---------- DATA FOR THIS EXERCISE
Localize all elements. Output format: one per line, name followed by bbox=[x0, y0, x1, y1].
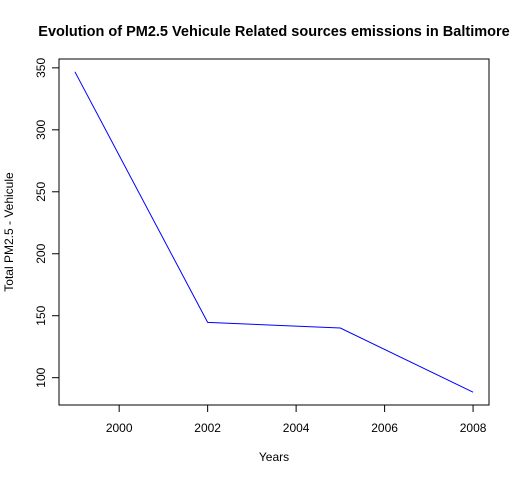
y-tick-label: 150 bbox=[34, 305, 48, 325]
y-tick-label: 200 bbox=[34, 243, 48, 263]
x-tick-label: 2000 bbox=[106, 421, 133, 435]
y-tick-label: 350 bbox=[34, 58, 48, 78]
x-tick-label: 2006 bbox=[371, 421, 398, 435]
y-tick-label: 100 bbox=[34, 367, 48, 387]
x-tick-label: 2002 bbox=[194, 421, 221, 435]
x-tick-label: 2008 bbox=[460, 421, 487, 435]
x-tick-label: 2004 bbox=[283, 421, 310, 435]
y-axis: 100 150 200 250 300 350 bbox=[34, 58, 60, 388]
series-line bbox=[74, 71, 474, 393]
chart-title: Evolution of PM2.5 Vehicule Related sour… bbox=[38, 24, 509, 40]
x-axis-label: Years bbox=[259, 450, 289, 464]
x-axis: 2000 2002 2004 2006 2008 bbox=[106, 404, 487, 435]
y-axis-label: Total PM2.5 - Vehicule bbox=[2, 172, 16, 292]
plot-frame bbox=[58, 58, 490, 406]
y-tick-label: 250 bbox=[34, 181, 48, 201]
series-layer bbox=[74, 71, 474, 393]
y-tick-label: 300 bbox=[34, 119, 48, 139]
--------------------
**THE REQUEST**
Pull out every line of the item above and reproduce each one verbatim, leaving out the picture.

**SOLUTION TO THIS EXERCISE**
Localize all elements. Output format: one per line, name followed by bbox=[x0, y0, x1, y1].
y-tick-label: 150 bbox=[34, 305, 48, 325]
y-tick-label: 200 bbox=[34, 243, 48, 263]
x-tick-label: 2000 bbox=[106, 421, 133, 435]
y-tick-label: 350 bbox=[34, 58, 48, 78]
x-tick-label: 2006 bbox=[371, 421, 398, 435]
y-tick-label: 100 bbox=[34, 367, 48, 387]
x-tick-label: 2002 bbox=[194, 421, 221, 435]
x-tick-label: 2008 bbox=[460, 421, 487, 435]
x-tick-label: 2004 bbox=[283, 421, 310, 435]
y-axis: 100 150 200 250 300 350 bbox=[34, 58, 60, 388]
series-line bbox=[74, 71, 474, 393]
chart-title: Evolution of PM2.5 Vehicule Related sour… bbox=[38, 24, 509, 40]
x-axis-label: Years bbox=[259, 450, 289, 464]
x-axis: 2000 2002 2004 2006 2008 bbox=[106, 404, 487, 435]
y-axis-label: Total PM2.5 - Vehicule bbox=[2, 172, 16, 292]
plot-frame bbox=[58, 58, 490, 406]
y-tick-label: 250 bbox=[34, 181, 48, 201]
series-layer bbox=[74, 71, 474, 393]
y-tick-label: 300 bbox=[34, 119, 48, 139]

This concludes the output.